(Records that describe figures)

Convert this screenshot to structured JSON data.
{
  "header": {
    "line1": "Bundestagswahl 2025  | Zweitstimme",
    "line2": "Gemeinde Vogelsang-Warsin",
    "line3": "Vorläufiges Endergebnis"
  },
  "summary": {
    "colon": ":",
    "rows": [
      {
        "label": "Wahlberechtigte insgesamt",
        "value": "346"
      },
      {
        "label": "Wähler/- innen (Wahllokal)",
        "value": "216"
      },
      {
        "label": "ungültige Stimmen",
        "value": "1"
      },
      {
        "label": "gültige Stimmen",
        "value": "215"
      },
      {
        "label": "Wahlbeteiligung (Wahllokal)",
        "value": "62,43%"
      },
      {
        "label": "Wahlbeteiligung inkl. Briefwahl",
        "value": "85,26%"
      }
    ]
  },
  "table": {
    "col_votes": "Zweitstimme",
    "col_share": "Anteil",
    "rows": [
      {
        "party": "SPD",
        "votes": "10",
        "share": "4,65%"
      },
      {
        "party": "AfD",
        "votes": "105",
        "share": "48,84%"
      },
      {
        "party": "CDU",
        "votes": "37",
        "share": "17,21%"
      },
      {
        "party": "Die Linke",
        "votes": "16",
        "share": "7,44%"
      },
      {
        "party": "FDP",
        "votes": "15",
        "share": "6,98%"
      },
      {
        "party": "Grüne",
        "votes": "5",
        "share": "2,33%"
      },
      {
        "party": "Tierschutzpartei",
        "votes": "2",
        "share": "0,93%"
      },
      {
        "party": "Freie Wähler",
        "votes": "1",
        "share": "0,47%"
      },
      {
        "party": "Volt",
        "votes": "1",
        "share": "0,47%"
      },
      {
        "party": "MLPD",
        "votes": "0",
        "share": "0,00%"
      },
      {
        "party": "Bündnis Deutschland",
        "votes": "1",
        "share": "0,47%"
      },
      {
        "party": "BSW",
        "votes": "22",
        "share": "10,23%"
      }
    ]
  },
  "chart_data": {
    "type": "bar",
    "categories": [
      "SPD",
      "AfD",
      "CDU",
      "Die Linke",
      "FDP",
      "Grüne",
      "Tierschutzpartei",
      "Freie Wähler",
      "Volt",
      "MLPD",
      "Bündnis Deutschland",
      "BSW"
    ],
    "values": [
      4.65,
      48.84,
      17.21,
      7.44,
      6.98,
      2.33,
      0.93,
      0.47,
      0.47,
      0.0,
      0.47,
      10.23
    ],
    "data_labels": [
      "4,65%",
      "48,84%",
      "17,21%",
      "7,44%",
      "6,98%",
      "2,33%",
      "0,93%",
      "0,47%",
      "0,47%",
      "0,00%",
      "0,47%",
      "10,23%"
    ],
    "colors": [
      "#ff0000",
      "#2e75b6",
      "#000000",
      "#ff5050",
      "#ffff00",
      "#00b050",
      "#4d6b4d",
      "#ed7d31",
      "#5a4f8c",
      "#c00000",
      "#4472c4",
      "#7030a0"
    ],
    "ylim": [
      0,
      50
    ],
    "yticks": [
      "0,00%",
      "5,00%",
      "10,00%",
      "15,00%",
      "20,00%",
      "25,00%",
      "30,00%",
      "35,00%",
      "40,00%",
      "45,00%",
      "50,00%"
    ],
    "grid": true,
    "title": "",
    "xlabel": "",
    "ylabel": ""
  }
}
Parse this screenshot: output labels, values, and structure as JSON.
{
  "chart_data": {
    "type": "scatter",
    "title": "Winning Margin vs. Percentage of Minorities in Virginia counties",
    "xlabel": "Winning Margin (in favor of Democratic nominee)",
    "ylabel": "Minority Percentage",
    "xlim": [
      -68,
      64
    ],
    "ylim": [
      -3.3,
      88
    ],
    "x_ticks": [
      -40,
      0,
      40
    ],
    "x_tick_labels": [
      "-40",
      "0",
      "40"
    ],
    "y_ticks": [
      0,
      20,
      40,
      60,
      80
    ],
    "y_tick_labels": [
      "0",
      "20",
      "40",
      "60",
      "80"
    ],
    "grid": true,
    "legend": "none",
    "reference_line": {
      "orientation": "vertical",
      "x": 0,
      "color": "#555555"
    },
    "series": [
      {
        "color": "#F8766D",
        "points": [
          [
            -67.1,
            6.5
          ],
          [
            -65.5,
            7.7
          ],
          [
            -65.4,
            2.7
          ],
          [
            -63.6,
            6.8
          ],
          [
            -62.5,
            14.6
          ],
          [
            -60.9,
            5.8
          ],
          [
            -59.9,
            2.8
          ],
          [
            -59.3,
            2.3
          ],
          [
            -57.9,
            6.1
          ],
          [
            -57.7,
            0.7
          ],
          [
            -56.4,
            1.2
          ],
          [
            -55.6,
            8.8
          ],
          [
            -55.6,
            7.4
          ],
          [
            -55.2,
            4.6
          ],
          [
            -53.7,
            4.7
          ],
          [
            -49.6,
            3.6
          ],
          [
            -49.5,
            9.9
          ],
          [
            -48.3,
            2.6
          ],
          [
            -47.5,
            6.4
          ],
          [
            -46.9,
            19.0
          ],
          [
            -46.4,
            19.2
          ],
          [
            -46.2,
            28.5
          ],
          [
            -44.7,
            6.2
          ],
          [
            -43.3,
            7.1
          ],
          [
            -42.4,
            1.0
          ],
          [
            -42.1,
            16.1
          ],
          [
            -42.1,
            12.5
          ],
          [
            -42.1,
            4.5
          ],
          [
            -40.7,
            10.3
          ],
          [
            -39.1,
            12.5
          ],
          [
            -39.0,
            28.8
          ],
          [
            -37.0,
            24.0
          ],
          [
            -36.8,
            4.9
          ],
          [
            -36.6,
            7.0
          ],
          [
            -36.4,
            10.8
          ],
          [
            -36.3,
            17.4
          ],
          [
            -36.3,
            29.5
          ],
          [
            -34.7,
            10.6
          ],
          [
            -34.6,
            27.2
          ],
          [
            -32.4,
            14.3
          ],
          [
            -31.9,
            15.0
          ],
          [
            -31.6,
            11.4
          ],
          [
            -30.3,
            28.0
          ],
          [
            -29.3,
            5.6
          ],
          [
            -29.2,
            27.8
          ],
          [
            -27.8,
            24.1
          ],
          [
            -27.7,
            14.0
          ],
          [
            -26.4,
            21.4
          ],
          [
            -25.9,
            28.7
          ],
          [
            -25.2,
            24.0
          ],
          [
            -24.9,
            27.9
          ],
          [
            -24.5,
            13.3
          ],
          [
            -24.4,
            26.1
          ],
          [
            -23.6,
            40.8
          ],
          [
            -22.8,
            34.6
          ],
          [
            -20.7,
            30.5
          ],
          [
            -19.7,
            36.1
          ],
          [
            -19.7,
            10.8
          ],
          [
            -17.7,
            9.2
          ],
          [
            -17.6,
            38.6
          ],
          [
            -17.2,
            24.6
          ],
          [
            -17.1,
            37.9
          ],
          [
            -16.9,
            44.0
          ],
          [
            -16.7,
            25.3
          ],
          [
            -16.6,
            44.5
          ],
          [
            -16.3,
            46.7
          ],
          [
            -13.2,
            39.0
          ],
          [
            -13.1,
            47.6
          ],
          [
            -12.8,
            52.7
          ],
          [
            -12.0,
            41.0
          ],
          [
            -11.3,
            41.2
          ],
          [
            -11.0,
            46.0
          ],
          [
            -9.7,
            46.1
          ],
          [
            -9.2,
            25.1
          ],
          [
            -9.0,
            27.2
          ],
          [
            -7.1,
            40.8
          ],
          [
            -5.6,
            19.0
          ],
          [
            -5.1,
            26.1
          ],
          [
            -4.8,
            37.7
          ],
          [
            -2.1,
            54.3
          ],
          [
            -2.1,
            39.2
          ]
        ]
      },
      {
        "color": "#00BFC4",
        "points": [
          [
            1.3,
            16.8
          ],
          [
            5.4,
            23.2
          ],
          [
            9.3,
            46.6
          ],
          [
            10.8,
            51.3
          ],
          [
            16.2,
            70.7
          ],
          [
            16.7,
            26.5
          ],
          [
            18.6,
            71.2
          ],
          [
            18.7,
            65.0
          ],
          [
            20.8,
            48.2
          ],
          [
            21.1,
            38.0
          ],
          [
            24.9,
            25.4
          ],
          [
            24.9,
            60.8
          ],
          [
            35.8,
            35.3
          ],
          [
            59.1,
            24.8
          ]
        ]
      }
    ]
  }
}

— WRITTEN INSTRUCTION —
Find the word "title" in the entries above and gather every line that holds it.

— RESULT —
    "title": "",
    "title": "Winning Margin vs. Percentage of Minorities in Virginia counties",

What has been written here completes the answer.